TASK PROMPT —
Copy every line of the data that contains the string "steel".

━━━

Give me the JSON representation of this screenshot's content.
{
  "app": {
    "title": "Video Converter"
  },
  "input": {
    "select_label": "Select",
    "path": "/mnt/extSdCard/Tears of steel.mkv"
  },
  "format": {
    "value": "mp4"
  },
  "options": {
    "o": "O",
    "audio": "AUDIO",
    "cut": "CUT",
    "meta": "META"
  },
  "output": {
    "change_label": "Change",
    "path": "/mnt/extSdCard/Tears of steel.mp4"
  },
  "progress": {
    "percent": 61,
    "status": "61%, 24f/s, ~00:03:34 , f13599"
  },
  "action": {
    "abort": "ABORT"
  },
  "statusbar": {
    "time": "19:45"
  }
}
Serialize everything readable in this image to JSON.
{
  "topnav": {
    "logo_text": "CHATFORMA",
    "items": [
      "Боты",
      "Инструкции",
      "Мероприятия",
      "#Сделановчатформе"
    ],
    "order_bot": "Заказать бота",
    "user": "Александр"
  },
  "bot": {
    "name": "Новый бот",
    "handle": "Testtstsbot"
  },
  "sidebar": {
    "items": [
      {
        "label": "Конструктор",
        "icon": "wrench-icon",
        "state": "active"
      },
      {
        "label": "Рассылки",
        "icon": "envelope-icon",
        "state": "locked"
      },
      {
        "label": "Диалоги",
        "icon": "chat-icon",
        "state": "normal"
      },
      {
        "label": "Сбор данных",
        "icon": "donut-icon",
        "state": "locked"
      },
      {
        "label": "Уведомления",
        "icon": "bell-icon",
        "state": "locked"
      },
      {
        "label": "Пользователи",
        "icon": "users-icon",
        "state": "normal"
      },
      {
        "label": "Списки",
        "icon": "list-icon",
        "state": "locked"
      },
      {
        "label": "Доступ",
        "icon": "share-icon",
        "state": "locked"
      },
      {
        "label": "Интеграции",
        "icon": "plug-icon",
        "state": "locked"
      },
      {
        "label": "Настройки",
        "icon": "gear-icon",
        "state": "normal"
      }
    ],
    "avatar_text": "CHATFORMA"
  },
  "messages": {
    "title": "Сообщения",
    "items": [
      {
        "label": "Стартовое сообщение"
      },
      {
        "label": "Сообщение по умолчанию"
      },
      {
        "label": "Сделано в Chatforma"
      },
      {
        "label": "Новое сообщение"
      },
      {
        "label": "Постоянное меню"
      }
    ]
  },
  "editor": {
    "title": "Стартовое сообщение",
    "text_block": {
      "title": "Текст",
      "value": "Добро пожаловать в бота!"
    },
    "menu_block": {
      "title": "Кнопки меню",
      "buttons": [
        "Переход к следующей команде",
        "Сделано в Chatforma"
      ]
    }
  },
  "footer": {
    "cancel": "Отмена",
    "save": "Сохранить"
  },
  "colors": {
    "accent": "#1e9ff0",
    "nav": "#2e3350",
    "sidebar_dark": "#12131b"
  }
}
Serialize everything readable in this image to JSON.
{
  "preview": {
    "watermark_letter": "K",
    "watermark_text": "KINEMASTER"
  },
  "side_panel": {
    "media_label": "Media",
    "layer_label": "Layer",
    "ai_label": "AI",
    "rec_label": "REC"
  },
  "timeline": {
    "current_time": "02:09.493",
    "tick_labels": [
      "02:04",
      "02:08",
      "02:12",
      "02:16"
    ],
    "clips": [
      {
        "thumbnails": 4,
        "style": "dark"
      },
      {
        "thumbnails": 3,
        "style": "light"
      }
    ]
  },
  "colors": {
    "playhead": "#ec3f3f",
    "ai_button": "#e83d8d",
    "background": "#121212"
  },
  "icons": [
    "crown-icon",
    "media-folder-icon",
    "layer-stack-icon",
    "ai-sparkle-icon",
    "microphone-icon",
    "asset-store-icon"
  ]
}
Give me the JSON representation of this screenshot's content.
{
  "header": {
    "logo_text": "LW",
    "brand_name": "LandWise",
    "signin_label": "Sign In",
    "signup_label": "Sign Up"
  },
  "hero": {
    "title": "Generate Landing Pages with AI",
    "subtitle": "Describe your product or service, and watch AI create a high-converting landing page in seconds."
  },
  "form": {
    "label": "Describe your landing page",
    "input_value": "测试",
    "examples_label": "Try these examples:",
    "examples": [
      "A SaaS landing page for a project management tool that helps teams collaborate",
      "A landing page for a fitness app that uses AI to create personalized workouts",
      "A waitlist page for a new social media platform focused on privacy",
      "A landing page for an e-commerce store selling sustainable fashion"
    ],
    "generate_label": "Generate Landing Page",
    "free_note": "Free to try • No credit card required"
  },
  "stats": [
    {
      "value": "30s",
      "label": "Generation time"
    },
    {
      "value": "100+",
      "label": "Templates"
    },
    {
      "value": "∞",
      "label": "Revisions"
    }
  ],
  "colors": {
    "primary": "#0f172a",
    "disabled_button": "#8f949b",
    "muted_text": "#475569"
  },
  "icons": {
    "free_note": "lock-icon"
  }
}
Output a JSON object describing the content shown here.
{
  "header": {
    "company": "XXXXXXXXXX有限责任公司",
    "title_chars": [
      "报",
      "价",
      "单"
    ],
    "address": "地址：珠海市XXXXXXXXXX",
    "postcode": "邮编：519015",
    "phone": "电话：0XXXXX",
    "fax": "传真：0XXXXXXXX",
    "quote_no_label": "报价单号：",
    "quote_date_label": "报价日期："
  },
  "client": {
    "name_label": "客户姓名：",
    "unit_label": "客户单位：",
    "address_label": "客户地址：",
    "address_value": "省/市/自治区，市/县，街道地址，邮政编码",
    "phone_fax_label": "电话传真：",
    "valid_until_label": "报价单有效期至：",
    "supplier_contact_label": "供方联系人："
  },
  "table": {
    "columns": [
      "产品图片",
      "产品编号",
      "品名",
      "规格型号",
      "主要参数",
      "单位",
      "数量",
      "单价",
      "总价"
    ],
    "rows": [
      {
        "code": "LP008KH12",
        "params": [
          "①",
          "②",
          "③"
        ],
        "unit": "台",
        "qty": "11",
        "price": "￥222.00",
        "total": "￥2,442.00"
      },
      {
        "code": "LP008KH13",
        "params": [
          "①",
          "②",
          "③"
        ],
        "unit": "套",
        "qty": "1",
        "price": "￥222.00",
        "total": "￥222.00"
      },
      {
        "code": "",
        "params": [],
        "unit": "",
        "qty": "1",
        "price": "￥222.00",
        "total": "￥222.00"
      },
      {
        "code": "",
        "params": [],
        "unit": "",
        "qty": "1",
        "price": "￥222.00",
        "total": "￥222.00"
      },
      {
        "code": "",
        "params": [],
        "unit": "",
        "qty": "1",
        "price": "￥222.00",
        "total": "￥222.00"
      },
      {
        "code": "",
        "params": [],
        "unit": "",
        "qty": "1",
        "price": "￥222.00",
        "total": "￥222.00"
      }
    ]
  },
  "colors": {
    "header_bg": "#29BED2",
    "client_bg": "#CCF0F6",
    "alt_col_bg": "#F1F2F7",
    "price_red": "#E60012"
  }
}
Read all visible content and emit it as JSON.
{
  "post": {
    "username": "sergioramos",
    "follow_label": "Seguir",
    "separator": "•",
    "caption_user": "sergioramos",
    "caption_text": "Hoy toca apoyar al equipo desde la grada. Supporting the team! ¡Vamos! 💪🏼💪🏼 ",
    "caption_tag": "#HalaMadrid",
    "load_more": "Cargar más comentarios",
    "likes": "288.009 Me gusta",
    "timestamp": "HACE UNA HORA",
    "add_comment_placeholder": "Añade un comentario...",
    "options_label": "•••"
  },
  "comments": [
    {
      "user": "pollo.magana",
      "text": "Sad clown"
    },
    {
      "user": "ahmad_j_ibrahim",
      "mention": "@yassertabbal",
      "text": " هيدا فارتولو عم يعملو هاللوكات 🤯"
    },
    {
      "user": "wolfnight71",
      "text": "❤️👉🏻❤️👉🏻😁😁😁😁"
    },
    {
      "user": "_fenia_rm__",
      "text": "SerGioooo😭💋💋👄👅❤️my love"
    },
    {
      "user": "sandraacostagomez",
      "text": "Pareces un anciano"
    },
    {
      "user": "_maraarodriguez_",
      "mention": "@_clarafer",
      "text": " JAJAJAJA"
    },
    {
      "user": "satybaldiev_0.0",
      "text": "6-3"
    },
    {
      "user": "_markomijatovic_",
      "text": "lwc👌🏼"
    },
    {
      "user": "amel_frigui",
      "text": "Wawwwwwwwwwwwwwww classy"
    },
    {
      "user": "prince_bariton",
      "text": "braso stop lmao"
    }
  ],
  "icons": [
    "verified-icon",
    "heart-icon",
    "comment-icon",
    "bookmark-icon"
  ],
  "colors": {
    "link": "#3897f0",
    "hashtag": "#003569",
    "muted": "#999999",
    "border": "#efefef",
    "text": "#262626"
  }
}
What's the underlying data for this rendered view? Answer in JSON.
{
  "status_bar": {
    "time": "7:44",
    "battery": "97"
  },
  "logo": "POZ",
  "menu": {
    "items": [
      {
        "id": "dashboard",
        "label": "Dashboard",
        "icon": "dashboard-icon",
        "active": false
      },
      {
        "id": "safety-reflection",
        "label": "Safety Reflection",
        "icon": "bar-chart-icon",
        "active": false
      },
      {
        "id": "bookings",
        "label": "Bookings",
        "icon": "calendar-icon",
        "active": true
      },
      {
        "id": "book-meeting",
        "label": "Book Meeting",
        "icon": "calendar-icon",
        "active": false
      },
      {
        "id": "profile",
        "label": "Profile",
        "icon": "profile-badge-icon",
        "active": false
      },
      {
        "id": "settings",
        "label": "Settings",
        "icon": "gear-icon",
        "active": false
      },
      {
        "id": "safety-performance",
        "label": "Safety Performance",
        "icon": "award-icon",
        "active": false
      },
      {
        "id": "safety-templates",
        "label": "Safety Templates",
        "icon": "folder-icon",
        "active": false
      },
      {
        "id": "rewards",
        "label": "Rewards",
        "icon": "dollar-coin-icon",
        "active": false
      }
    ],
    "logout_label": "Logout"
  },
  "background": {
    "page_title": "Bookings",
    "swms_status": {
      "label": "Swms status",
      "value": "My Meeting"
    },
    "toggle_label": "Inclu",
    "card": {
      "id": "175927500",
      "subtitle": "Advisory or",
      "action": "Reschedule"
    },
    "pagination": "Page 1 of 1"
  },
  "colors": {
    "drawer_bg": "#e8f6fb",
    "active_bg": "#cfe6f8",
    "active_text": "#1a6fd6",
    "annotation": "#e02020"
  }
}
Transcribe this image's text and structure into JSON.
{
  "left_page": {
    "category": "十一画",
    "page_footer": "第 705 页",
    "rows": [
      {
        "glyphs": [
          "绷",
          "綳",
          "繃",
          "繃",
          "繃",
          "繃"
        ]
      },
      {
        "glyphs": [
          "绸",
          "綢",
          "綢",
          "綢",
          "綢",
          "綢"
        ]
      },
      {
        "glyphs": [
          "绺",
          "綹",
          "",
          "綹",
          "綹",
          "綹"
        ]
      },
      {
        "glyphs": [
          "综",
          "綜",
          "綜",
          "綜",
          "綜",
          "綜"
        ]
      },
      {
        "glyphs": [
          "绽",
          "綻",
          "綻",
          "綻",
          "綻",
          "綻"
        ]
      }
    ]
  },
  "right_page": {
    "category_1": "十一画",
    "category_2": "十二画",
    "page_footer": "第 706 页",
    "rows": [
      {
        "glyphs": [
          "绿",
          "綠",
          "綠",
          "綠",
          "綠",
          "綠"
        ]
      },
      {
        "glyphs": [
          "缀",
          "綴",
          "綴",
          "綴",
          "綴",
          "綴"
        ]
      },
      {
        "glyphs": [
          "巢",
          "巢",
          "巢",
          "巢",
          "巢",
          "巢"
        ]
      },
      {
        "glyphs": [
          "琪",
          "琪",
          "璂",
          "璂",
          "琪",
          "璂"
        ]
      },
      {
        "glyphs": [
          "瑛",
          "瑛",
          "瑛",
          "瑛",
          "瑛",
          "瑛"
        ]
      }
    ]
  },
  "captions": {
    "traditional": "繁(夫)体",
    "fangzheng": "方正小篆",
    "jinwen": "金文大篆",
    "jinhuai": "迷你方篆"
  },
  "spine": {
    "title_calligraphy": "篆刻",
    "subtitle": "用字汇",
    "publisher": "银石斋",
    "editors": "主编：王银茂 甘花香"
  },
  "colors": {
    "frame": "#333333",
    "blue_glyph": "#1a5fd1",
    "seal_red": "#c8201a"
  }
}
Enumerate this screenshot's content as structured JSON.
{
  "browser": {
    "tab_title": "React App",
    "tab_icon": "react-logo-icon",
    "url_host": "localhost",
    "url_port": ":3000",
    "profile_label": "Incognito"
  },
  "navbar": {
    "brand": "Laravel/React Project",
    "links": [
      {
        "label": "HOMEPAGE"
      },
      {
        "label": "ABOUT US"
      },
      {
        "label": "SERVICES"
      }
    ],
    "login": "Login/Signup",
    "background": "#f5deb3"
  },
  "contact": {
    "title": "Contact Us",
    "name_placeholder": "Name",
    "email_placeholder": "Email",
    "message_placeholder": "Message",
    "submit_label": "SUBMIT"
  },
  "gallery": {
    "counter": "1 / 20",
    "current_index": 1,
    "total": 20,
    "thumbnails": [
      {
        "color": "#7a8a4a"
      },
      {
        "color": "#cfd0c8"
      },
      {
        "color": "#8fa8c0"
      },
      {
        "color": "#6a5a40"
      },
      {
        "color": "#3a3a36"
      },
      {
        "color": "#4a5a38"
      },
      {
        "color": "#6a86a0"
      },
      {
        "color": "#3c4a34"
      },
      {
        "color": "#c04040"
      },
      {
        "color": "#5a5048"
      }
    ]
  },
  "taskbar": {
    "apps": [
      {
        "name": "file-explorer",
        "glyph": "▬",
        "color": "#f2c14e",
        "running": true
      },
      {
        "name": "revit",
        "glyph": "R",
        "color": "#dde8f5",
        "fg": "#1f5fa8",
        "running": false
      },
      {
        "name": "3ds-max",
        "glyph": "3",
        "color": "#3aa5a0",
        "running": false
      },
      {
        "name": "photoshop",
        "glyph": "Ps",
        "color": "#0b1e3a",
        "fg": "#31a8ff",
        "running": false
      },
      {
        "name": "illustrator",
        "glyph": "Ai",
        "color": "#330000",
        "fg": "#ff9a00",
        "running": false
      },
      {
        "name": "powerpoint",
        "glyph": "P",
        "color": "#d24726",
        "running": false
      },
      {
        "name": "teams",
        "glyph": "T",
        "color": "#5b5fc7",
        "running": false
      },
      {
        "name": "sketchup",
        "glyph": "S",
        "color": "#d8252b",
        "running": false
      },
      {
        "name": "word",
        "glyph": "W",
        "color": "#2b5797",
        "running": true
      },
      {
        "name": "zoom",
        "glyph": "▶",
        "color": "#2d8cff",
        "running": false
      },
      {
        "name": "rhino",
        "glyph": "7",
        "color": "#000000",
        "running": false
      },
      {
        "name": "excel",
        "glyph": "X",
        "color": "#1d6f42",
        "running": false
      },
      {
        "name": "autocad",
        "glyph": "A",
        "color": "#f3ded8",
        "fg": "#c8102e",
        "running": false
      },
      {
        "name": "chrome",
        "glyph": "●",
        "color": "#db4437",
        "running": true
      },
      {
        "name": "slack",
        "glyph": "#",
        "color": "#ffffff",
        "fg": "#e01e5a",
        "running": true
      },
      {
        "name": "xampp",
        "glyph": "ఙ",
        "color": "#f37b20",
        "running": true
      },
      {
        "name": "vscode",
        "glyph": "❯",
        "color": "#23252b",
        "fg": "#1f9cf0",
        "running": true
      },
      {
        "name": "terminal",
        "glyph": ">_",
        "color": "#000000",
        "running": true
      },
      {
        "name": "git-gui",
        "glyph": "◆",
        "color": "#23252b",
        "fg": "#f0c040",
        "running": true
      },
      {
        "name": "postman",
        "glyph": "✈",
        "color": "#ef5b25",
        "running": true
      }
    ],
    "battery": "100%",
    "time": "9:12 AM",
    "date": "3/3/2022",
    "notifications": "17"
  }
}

━━━

THE RESPONSE —
    "path": "/mnt/extSdCard/Tears of steel.mkv"
    "path": "/mnt/extSdCard/Tears of steel.mp4"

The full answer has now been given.